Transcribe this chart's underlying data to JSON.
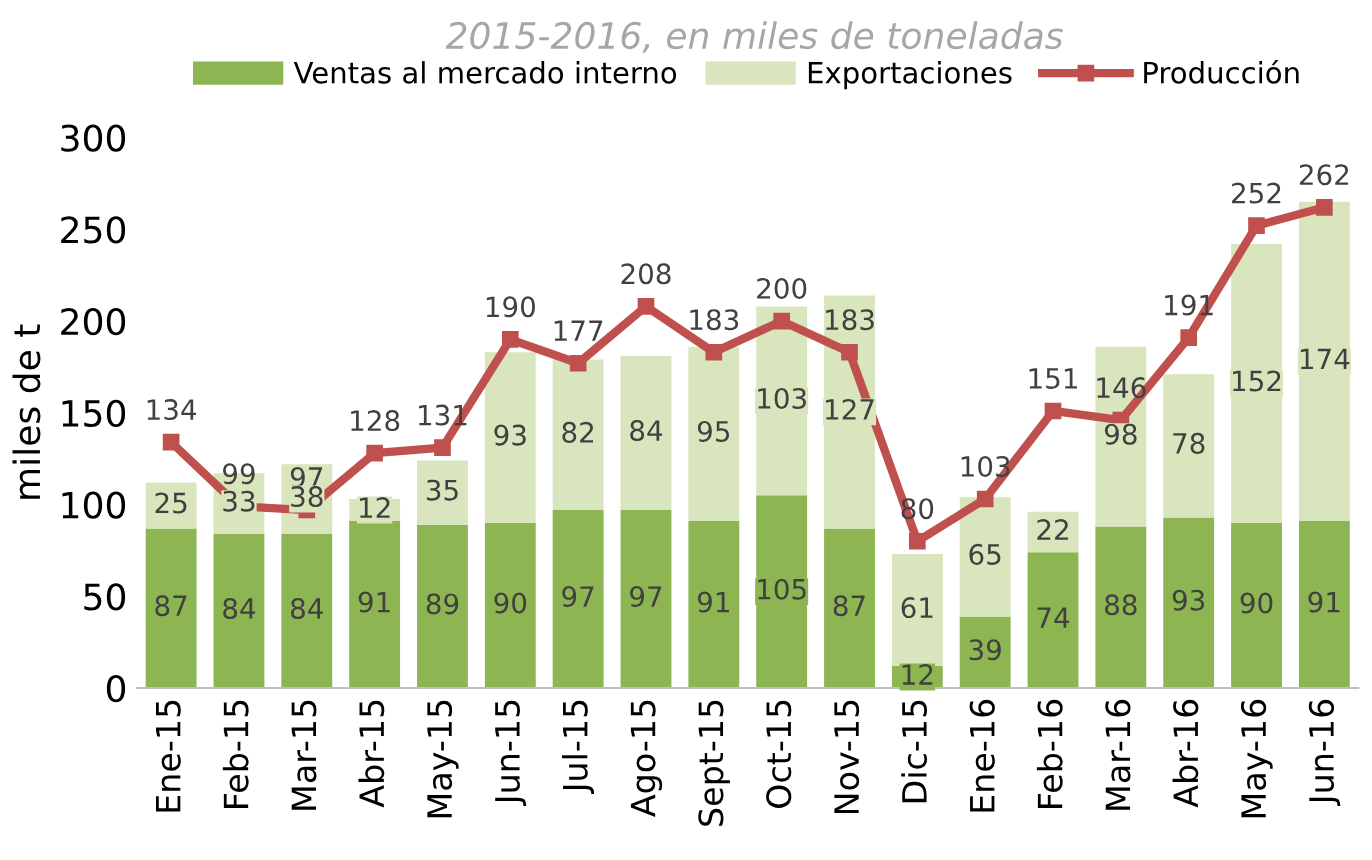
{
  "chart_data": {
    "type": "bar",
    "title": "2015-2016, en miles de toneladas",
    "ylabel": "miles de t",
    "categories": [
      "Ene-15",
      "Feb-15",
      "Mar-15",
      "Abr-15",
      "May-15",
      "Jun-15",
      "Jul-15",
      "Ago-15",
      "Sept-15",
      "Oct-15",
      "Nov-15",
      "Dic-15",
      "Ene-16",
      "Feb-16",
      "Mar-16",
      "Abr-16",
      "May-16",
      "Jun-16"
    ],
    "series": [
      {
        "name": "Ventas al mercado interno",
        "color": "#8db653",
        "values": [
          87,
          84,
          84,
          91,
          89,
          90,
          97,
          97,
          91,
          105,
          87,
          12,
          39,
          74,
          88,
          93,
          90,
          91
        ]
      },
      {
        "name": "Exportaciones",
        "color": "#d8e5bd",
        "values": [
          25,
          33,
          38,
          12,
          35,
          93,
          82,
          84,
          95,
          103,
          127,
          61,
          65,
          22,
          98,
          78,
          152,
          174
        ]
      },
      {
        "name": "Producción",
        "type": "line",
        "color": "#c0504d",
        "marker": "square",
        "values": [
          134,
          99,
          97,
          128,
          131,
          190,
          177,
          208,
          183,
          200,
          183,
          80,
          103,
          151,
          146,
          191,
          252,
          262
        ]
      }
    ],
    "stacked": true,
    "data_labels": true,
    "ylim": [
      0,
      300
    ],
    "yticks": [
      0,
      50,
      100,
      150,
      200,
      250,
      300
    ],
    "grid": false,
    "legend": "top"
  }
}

> Written task
Output every entry word for word, but omit the pictures.

> Response below
Transcribe this chart's underlying data to JSON.
{
  "chart_data": {
    "type": "bar",
    "title": "2015-2016, en miles de toneladas",
    "ylabel": "miles de t",
    "categories": [
      "Ene-15",
      "Feb-15",
      "Mar-15",
      "Abr-15",
      "May-15",
      "Jun-15",
      "Jul-15",
      "Ago-15",
      "Sept-15",
      "Oct-15",
      "Nov-15",
      "Dic-15",
      "Ene-16",
      "Feb-16",
      "Mar-16",
      "Abr-16",
      "May-16",
      "Jun-16"
    ],
    "series": [
      {
        "name": "Ventas al mercado interno",
        "color": "#8db653",
        "values": [
          87,
          84,
          84,
          91,
          89,
          90,
          97,
          97,
          91,
          105,
          87,
          12,
          39,
          74,
          88,
          93,
          90,
          91
        ]
      },
      {
        "name": "Exportaciones",
        "color": "#d8e5bd",
        "values": [
          25,
          33,
          38,
          12,
          35,
          93,
          82,
          84,
          95,
          103,
          127,
          61,
          65,
          22,
          98,
          78,
          152,
          174
        ]
      },
      {
        "name": "Producción",
        "type": "line",
        "color": "#c0504d",
        "marker": "square",
        "values": [
          134,
          99,
          97,
          128,
          131,
          190,
          177,
          208,
          183,
          200,
          183,
          80,
          103,
          151,
          146,
          191,
          252,
          262
        ]
      }
    ],
    "stacked": true,
    "data_labels": true,
    "ylim": [
      0,
      300
    ],
    "yticks": [
      0,
      50,
      100,
      150,
      200,
      250,
      300
    ],
    "grid": false,
    "legend": "top"
  }
}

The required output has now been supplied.